──────── DATA PROVIDED ────────
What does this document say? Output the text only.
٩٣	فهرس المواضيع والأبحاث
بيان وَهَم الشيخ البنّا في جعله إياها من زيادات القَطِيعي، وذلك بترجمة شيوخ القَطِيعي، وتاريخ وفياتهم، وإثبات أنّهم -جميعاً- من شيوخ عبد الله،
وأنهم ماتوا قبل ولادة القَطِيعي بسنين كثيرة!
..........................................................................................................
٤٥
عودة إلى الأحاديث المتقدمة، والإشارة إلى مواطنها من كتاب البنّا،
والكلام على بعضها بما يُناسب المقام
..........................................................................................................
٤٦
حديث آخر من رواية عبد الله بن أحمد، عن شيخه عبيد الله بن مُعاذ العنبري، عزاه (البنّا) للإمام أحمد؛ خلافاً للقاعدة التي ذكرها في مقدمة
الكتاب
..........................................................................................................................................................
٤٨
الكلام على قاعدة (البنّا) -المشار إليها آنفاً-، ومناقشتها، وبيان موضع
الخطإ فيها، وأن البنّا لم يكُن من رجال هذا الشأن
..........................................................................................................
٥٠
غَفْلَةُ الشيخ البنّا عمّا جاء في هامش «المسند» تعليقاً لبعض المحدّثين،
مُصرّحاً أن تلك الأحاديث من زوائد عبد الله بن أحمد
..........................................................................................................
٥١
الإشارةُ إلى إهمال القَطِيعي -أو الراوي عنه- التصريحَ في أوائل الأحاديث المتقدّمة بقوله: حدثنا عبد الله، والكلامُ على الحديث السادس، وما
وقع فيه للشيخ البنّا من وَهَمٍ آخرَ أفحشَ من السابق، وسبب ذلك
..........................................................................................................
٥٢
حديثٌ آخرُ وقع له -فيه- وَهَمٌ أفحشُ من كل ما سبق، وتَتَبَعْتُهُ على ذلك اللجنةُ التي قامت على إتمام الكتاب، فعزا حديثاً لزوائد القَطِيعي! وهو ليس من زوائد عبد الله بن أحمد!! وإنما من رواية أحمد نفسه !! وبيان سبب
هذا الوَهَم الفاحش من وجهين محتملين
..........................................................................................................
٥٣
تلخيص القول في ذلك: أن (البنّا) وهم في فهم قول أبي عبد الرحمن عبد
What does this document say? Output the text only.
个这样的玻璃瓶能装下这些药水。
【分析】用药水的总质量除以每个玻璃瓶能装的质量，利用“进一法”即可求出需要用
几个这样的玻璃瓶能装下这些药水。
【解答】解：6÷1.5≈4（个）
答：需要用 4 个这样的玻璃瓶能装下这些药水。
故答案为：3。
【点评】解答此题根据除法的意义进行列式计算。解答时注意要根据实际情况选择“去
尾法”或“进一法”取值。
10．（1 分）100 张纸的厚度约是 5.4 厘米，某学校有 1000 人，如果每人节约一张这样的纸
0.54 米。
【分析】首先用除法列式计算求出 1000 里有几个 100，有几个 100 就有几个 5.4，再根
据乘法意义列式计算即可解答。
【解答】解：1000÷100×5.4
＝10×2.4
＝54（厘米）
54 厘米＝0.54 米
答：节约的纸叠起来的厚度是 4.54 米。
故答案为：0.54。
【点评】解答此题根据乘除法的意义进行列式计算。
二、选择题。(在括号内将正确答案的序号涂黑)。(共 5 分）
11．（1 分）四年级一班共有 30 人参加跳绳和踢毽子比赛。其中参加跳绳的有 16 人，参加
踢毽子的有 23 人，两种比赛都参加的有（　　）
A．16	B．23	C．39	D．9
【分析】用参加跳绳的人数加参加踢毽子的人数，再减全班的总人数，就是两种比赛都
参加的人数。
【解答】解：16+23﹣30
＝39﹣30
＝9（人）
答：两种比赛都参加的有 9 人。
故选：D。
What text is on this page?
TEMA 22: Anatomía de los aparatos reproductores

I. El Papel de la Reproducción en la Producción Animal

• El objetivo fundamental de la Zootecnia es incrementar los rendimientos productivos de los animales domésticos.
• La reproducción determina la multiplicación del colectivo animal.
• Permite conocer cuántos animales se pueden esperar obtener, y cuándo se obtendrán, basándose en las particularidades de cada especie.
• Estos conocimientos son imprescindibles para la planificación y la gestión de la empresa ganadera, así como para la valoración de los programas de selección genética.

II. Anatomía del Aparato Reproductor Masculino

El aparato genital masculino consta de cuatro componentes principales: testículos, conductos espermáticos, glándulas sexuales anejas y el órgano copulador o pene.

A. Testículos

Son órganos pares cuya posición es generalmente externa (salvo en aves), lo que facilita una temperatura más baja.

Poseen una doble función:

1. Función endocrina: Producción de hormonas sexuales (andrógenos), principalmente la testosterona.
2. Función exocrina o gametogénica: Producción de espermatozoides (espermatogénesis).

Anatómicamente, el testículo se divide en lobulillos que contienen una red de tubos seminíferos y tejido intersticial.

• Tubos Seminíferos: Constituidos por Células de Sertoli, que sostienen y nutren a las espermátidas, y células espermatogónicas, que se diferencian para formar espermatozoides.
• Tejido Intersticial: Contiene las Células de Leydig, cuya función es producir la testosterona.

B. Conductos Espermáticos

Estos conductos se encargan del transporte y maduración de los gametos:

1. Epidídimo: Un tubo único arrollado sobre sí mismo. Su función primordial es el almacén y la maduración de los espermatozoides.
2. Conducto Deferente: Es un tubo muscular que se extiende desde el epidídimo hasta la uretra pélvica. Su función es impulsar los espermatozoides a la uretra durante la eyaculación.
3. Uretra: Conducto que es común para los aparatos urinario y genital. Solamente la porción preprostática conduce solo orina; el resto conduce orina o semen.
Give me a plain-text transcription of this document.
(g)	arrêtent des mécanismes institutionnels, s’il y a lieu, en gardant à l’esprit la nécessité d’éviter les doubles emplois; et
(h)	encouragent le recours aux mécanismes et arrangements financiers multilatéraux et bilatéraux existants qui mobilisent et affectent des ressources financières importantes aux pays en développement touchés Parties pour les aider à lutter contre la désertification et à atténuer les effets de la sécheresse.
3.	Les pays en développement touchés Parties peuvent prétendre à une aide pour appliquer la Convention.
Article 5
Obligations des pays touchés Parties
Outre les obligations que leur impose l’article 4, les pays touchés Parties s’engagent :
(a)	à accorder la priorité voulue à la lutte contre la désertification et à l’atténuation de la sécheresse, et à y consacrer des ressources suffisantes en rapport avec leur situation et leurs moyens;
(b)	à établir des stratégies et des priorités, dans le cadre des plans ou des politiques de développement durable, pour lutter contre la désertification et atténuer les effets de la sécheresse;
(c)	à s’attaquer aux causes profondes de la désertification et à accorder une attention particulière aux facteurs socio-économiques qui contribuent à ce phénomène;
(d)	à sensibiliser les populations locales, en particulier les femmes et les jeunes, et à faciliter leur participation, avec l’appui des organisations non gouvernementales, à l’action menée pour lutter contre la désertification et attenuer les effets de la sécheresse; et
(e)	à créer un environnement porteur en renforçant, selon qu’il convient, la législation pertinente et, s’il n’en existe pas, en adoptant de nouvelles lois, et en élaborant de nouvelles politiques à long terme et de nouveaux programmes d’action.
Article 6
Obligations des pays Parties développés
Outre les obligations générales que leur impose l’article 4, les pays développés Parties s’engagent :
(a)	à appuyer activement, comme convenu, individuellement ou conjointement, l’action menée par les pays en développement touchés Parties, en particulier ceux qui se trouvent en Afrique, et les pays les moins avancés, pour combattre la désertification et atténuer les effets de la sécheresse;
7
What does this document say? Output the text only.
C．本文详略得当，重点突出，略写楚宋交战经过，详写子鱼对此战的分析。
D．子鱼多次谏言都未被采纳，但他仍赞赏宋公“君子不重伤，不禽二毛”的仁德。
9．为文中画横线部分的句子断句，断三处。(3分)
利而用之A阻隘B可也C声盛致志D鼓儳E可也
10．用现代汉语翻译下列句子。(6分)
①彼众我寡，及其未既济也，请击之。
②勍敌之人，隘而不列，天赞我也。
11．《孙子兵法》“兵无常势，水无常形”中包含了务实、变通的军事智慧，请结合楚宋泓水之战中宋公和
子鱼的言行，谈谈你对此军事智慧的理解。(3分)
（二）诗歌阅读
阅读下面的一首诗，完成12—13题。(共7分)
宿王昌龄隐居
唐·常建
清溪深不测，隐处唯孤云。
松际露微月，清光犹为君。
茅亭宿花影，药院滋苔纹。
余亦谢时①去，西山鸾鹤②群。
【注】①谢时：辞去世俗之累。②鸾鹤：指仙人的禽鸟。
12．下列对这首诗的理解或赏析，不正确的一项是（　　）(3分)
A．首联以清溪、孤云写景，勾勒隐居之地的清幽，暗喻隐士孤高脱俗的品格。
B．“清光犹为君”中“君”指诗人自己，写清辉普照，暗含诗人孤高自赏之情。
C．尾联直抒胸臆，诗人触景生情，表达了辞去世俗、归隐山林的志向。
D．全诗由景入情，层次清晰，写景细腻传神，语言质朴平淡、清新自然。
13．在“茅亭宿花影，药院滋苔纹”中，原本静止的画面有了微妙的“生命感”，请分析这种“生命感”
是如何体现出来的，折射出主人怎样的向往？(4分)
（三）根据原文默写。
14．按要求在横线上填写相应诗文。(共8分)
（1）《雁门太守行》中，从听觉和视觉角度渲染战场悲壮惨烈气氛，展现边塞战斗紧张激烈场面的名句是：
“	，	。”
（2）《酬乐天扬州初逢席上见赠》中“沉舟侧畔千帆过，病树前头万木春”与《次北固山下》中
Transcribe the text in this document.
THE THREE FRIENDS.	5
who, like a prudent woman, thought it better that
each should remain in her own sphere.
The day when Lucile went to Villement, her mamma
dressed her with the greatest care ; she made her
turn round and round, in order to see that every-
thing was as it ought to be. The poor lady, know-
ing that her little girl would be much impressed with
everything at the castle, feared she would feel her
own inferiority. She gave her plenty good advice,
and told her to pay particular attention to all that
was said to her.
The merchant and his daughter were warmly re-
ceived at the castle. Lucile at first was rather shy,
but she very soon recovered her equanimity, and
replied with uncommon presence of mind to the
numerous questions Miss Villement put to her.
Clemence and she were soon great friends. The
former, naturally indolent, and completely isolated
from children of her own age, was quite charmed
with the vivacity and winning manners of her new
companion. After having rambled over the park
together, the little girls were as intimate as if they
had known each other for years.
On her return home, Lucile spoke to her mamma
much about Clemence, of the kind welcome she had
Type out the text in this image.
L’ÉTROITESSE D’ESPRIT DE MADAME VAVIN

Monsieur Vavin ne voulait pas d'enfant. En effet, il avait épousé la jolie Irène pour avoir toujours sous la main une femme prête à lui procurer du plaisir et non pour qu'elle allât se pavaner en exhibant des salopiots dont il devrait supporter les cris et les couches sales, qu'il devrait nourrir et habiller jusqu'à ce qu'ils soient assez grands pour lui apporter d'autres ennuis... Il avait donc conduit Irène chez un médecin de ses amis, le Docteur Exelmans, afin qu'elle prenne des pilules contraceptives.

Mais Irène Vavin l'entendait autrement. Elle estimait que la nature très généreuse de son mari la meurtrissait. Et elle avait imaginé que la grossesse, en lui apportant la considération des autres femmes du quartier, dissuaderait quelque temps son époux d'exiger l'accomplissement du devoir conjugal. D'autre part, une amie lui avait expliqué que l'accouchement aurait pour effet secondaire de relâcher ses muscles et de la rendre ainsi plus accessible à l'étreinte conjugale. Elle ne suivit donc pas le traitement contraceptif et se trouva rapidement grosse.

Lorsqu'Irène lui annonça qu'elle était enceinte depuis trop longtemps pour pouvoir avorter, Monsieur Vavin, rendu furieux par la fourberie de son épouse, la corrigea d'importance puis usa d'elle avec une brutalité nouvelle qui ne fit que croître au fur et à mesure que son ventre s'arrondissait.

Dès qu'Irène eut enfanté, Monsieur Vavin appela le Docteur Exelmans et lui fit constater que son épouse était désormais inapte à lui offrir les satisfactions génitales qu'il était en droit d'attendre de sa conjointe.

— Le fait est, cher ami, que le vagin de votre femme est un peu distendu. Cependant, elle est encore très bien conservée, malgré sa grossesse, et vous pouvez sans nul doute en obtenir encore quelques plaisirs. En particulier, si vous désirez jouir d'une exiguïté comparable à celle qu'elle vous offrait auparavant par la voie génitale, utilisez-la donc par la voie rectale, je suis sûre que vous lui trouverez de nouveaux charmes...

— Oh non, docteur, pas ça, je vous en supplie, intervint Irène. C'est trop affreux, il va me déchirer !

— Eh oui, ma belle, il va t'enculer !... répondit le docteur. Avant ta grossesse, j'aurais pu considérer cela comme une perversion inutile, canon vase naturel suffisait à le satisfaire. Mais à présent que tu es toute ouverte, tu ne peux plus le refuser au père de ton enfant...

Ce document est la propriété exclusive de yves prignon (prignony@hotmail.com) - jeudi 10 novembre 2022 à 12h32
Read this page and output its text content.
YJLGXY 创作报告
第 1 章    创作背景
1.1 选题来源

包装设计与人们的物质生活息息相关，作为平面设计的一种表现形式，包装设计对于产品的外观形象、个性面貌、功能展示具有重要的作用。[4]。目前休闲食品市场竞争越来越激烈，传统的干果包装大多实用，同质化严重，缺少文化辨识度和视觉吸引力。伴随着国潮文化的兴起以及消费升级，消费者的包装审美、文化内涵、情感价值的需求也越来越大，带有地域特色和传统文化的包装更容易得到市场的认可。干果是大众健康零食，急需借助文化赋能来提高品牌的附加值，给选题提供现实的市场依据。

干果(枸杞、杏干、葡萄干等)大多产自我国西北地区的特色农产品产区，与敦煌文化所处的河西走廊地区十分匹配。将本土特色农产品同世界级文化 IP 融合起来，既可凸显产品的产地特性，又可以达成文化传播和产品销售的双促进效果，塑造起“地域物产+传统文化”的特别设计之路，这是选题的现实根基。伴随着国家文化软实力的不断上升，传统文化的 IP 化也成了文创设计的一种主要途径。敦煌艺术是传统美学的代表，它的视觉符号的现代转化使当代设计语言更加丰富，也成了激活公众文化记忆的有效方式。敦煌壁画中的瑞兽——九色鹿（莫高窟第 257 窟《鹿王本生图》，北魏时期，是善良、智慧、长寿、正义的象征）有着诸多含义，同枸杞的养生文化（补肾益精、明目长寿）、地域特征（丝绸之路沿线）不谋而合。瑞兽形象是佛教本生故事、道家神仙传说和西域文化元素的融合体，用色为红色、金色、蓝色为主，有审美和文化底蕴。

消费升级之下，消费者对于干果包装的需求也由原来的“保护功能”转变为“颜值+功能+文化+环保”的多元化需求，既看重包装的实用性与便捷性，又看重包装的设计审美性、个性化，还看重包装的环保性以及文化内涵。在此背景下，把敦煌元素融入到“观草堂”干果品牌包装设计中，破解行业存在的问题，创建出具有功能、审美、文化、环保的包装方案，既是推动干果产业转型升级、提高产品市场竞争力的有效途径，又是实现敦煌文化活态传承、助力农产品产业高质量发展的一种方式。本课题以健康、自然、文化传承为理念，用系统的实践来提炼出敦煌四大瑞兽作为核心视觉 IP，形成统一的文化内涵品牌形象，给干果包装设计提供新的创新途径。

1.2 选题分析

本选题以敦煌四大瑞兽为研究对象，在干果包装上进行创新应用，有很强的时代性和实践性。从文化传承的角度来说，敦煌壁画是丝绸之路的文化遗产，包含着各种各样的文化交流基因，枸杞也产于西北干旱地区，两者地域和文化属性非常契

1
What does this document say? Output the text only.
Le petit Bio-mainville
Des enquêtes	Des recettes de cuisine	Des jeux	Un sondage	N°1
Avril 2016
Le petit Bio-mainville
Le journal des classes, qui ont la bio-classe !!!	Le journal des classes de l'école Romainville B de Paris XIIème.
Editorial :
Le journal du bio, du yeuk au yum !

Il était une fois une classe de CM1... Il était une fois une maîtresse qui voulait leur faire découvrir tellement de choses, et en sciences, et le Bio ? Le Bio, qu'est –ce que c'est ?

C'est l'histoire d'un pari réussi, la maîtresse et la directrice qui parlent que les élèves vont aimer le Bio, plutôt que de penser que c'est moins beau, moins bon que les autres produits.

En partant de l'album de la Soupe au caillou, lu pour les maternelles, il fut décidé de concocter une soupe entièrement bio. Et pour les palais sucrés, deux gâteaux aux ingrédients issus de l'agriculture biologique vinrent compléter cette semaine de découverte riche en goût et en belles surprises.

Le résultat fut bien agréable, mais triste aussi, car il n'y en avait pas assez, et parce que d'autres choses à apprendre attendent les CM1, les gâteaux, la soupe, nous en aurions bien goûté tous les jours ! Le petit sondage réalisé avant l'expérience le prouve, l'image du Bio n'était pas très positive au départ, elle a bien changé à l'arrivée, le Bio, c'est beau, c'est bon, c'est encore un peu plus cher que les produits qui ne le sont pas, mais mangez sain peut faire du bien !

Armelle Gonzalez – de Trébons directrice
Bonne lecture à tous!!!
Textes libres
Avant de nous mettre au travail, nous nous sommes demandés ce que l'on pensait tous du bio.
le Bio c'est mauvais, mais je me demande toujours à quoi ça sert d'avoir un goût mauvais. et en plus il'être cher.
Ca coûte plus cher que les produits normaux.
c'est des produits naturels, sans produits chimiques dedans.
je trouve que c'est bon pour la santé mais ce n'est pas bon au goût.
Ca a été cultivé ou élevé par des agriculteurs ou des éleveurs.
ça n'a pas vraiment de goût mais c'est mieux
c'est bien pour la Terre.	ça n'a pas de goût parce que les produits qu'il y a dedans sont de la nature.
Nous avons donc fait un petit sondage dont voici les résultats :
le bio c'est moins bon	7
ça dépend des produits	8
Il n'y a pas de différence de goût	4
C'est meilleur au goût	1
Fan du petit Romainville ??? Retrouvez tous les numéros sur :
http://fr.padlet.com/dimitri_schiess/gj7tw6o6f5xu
────────
Among the lines above, how many contain the string "were"? State the number alone.

3